— Start Input —

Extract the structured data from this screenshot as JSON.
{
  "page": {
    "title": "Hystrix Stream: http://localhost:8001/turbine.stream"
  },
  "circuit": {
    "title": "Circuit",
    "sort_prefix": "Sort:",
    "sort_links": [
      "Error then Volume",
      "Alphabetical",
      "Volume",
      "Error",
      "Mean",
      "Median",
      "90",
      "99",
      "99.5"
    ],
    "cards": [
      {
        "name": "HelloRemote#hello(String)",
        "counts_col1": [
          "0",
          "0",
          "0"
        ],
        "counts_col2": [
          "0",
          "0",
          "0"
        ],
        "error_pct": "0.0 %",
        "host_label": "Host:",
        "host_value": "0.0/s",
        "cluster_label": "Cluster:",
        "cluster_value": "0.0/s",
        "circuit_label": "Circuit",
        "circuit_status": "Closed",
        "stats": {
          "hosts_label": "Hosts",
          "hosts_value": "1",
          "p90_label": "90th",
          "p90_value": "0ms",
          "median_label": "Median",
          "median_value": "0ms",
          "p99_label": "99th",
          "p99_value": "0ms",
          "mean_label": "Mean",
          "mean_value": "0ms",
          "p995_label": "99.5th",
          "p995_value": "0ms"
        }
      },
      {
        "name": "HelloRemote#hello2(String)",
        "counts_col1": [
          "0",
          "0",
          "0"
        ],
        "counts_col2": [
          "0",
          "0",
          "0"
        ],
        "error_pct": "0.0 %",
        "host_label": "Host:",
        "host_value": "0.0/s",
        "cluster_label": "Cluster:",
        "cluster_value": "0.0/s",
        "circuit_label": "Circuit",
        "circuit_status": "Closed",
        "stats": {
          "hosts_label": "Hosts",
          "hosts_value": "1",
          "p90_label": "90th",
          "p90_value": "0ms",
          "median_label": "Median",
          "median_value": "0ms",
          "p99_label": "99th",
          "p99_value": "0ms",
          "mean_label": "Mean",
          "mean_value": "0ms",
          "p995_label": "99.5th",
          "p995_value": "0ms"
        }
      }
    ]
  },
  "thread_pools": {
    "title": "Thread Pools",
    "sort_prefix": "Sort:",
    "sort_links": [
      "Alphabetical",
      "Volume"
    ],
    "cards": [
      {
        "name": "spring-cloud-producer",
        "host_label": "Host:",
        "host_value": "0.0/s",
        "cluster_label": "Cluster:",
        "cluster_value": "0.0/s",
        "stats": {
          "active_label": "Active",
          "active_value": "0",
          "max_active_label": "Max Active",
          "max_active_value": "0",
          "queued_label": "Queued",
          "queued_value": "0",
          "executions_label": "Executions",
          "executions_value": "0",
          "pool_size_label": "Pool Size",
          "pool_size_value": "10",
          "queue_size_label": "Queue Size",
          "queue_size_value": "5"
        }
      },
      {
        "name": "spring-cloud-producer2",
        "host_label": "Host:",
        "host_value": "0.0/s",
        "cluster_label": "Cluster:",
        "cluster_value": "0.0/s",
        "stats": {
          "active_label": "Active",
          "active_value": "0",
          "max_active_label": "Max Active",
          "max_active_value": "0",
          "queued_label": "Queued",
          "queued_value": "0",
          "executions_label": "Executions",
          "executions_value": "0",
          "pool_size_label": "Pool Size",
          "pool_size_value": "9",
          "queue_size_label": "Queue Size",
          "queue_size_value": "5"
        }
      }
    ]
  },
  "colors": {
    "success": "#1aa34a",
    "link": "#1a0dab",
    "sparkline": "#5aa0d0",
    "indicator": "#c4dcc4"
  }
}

— End Input —

## Problem requirements
From the records above, please extract every line and repeat it exactly.

## Expected answer
Extract the structured data from this screenshot as JSON.
{
  "page": {
    "title": "Hystrix Stream: http://localhost:8001/turbine.stream"
  },
  "circuit": {
    "title": "Circuit",
    "sort_prefix": "Sort:",
    "sort_links": [
      "Error then Volume",
      "Alphabetical",
      "Volume",
      "Error",
      "Mean",
      "Median",
      "90",
      "99",
      "99.5"
    ],
    "cards": [
      {
        "name": "HelloRemote#hello(String)",
        "counts_col1": [
          "0",
          "0",
          "0"
        ],
        "counts_col2": [
          "0",
          "0",
          "0"
        ],
        "error_pct": "0.0 %",
        "host_label": "Host:",
        "host_value": "0.0/s",
        "cluster_label": "Cluster:",
        "cluster_value": "0.0/s",
        "circuit_label": "Circuit",
        "circuit_status": "Closed",
        "stats": {
          "hosts_label": "Hosts",
          "hosts_value": "1",
          "p90_label": "90th",
          "p90_value": "0ms",
          "median_label": "Median",
          "median_value": "0ms",
          "p99_label": "99th",
          "p99_value": "0ms",
          "mean_label": "Mean",
          "mean_value": "0ms",
          "p995_label": "99.5th",
          "p995_value": "0ms"
        }
      },
      {
        "name": "HelloRemote#hello2(String)",
        "counts_col1": [
          "0",
          "0",
          "0"
        ],
        "counts_col2": [
          "0",
          "0",
          "0"
        ],
        "error_pct": "0.0 %",
        "host_label": "Host:",
        "host_value": "0.0/s",
        "cluster_label": "Cluster:",
        "cluster_value": "0.0/s",
        "circuit_label": "Circuit",
        "circuit_status": "Closed",
        "stats": {
          "hosts_label": "Hosts",
          "hosts_value": "1",
          "p90_label": "90th",
          "p90_value": "0ms",
          "median_label": "Median",
          "median_value": "0ms",
          "p99_label": "99th",
          "p99_value": "0ms",
          "mean_label": "Mean",
          "mean_value": "0ms",
          "p995_label": "99.5th",
          "p995_value": "0ms"
        }
      }
    ]
  },
  "thread_pools": {
    "title": "Thread Pools",
    "sort_prefix": "Sort:",
    "sort_links": [
      "Alphabetical",
      "Volume"
    ],
    "cards": [
      {
        "name": "spring-cloud-producer",
        "host_label": "Host:",
        "host_value": "0.0/s",
        "cluster_label": "Cluster:",
        "cluster_value": "0.0/s",
        "stats": {
          "active_label": "Active",
          "active_value": "0",
          "max_active_label": "Max Active",
          "max_active_value": "0",
          "queued_label": "Queued",
          "queued_value": "0",
          "executions_label": "Executions",
          "executions_value": "0",
          "pool_size_label": "Pool Size",
          "pool_size_value": "10",
          "queue_size_label": "Queue Size",
          "queue_size_value": "5"
        }
      },
      {
        "name": "spring-cloud-producer2",
        "host_label": "Host:",
        "host_value": "0.0/s",
        "cluster_label": "Cluster:",
        "cluster_value": "0.0/s",
        "stats": {
          "active_label": "Active",
          "active_value": "0",
          "max_active_label": "Max Active",
          "max_active_value": "0",
          "queued_label": "Queued",
          "queued_value": "0",
          "executions_label": "Executions",
          "executions_value": "0",
          "pool_size_label": "Pool Size",
          "pool_size_value": "9",
          "queue_size_label": "Queue Size",
          "queue_size_value": "5"
        }
      }
    ]
  },
  "colors": {
    "success": "#1aa34a",
    "link": "#1a0dab",
    "sparkline": "#5aa0d0",
    "indicator": "#c4dcc4"
  }
}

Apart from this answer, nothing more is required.